## DIRECTIONS
1. In the Turandot thread, could you rewrite the stretch from "## Seattleoperafan (Mar" through "different voices. Thanks." with "huge voices" replaced by "enormous voices"?
2. In the Turandot thread, who conducted the live La Scala recording with Nilsson, Corelli and Vishnevskaya?
3. Can you carry on the Turandot thread from its last line?

## TEXT
# Queen Turandot: Who was best live: Nilsson or Dimitrova???



## Seattleoperafan (Mar 24, 2013)

In my opinion both are great Princess Turandots, but who impresssed you more live. They both had huge voices, but very different voices. Thanks.


----------



## Woodduck (Mar 17, 2014)

How many here have seen them both live? The nearest I get is a live recording with Nilsson, Corelli and Vishnevskaya under Gavazzeni at la Scala. For the vocal heat they generate you'd better have a fire extinguisher handy.


----------



## DavidA (Dec 14, 2012)

For me Sutherland (although she never took the part on the stage) was extraordinarily successful in her recording in conveying not just the iciness but the vulnerability too. Nilsson was, of course, one of the great voices but I never warmed to her that much. Admire - certainly. Love - well, no.


----------



## Granate (Jun 25, 2016)

DavidA said:


> Nilsson was, of course, one of the great voices but I never warmed to her that much. Admire - certainly. Love - well, no.

## PROVIDED INFORMATION

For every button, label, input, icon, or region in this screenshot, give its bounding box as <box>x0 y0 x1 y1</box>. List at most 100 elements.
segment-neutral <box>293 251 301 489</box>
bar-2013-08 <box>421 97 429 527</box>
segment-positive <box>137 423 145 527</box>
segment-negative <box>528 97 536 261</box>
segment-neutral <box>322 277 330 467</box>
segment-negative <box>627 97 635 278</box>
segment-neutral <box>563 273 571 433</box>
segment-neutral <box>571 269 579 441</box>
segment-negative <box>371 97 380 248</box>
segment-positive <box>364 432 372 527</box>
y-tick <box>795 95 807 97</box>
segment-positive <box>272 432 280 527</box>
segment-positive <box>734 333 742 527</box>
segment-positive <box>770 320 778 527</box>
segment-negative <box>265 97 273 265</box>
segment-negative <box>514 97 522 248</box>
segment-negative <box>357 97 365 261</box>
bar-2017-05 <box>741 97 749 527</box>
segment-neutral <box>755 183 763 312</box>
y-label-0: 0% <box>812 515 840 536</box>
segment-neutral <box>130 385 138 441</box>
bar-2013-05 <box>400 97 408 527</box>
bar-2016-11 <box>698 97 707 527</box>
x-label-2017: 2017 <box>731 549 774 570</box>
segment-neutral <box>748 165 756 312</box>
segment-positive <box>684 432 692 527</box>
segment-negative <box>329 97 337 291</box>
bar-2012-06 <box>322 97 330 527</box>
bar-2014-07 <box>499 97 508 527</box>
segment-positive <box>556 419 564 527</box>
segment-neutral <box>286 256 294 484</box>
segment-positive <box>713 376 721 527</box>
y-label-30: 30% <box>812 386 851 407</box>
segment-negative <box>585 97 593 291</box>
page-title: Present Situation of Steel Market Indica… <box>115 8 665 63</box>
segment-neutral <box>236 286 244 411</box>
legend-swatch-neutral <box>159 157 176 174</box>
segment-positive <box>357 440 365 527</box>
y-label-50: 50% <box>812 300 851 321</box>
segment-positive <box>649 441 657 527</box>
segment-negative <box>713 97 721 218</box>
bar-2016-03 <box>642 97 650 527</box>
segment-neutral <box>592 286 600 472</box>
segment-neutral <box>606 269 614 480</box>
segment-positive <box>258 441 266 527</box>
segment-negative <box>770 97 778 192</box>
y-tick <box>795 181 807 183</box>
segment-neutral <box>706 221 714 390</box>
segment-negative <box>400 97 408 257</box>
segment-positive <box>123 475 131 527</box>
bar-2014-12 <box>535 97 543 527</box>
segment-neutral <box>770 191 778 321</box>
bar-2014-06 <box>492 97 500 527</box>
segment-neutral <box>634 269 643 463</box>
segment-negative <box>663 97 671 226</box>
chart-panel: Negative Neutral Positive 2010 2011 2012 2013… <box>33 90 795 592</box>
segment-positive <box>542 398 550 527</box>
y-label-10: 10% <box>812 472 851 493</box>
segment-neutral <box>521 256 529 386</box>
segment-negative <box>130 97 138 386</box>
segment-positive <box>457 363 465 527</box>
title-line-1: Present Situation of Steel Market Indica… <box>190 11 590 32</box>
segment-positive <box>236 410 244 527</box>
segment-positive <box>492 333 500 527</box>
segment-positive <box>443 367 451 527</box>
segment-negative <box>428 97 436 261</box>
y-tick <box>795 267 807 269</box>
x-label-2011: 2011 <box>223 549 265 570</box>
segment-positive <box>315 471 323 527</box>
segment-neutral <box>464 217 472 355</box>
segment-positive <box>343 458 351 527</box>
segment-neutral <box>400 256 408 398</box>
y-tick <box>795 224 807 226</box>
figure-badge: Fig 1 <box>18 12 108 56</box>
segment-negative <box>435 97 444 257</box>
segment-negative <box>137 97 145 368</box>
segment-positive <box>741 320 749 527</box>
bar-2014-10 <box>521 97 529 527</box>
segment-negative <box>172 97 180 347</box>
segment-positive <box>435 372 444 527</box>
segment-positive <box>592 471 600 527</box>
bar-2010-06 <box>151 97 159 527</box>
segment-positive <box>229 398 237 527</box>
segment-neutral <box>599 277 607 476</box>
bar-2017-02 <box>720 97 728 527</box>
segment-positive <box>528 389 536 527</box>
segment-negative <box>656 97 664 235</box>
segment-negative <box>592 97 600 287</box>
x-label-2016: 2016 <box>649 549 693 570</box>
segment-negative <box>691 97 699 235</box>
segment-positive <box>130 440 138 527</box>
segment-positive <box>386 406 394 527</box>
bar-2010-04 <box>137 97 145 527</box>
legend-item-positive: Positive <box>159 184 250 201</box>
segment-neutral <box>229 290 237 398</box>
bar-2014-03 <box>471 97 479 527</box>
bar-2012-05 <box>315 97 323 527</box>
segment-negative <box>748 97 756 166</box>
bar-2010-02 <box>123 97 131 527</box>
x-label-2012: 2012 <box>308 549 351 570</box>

## EXERCISE RESPONSES
1.
## Seattleoperafan (Mar 24, 2013)

In my opinion both are great Princess Turandots, but who impresssed you more live. They both had enormous voices, but very different voices. Thanks.

2. Gavazzeni

3.
I hope I have a great feeling about her Turandots when I do the challenge. Your opinion reminds me of my views on her Salome.


----------



## Tuoksu (Sep 3, 2015)

Nilsson is Turandot.


----------



## BalalaikaBoy (Sep 25, 2014)

DavidA said:


> For me Sutherland (although she never took the part on the stage) was extraordinarily successful in her recording in conveying not just the iciness but the vulnerability too. Nilsson was, of course, one of the great voices but I never warmed to her that much. Admire - certainly. Love - well, no.


^this. she also effortlessly handles the high tessitura in a manner which a typical dramatic soprano is incapable of.

between the two in the OP, probably Nilsson, even though overall I prefer Dimitrova (who consistently ranks 2-3rd best for me in dozens of roles, but never seems to take the top spot).


----------



## Seattleoperafan (Mar 24, 2013)

BalalaikaBoy said:


> ^this. she also effortlessly handles the high tessitura in a manner which a typical dramatic soprano is incapable of.
> 
> between the two in the OP, probably Nilsson, even though overall I prefer Dimitrova (who consistently ranks 2-3rd best for me in dozens of roles, but never seems to take the top spot).


I wonder if I would feel the same about Dimitrova. Live makes a difference.


----------



## Bonetan (Dec 22, 2016)

Seattleoperafan said:


> In my opinion both are great Princess Turandots, but who impresssed you more live. They both had huge voices, but very different voices. Thanks.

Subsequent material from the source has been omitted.